# [TASK]
Below is a listing to write out in full, exactly as given, without its pictures.
┌────────
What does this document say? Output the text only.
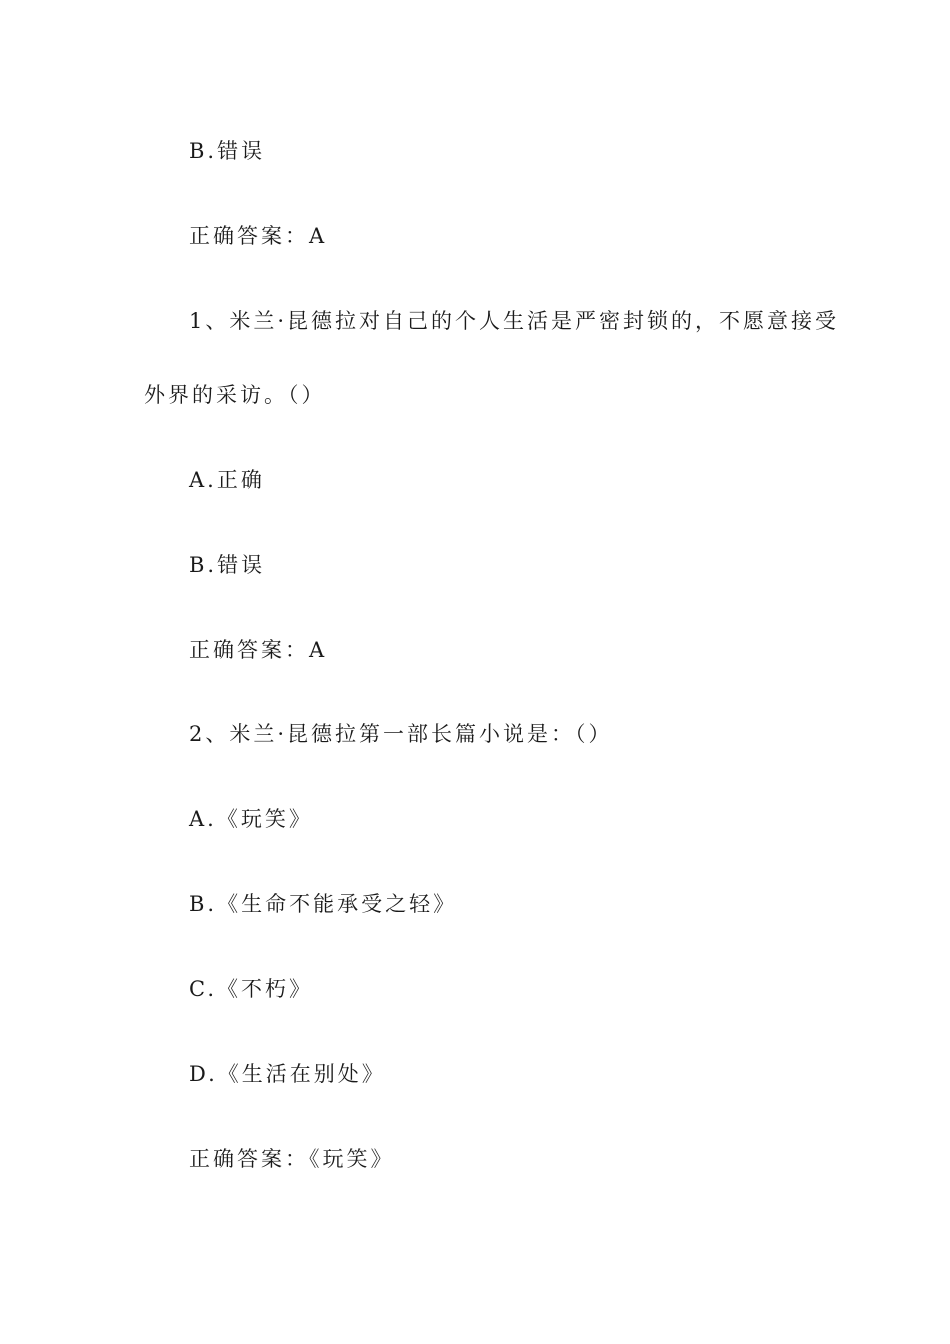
B.错误
正确答案：A
1、米兰·昆德拉对自己的个人生活是严密封锁的，不愿意接受
外界的采访。（）
A.正确
B.错误
正确答案：A
2、米兰·昆德拉第一部长篇小说是：（）
A.《玩笑》
B.《生命不能承受之轻》
C.《不朽》
D.《生活在别处》
正确答案：《玩笑》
└────────
# [OUTPUT FOR THIS TASK]
What does this document say? Output the text only.
B.错误
正确答案：A
1、米兰·昆德拉对自己的个人生活是严密封锁的，不愿意接受
外界的采访。（）
A.正确
B.错误
正确答案：A
2、米兰·昆德拉第一部长篇小说是：（）
A.《玩笑》
B.《生命不能承受之轻》
C.《不朽》
D.《生活在别处》
正确答案：《玩笑》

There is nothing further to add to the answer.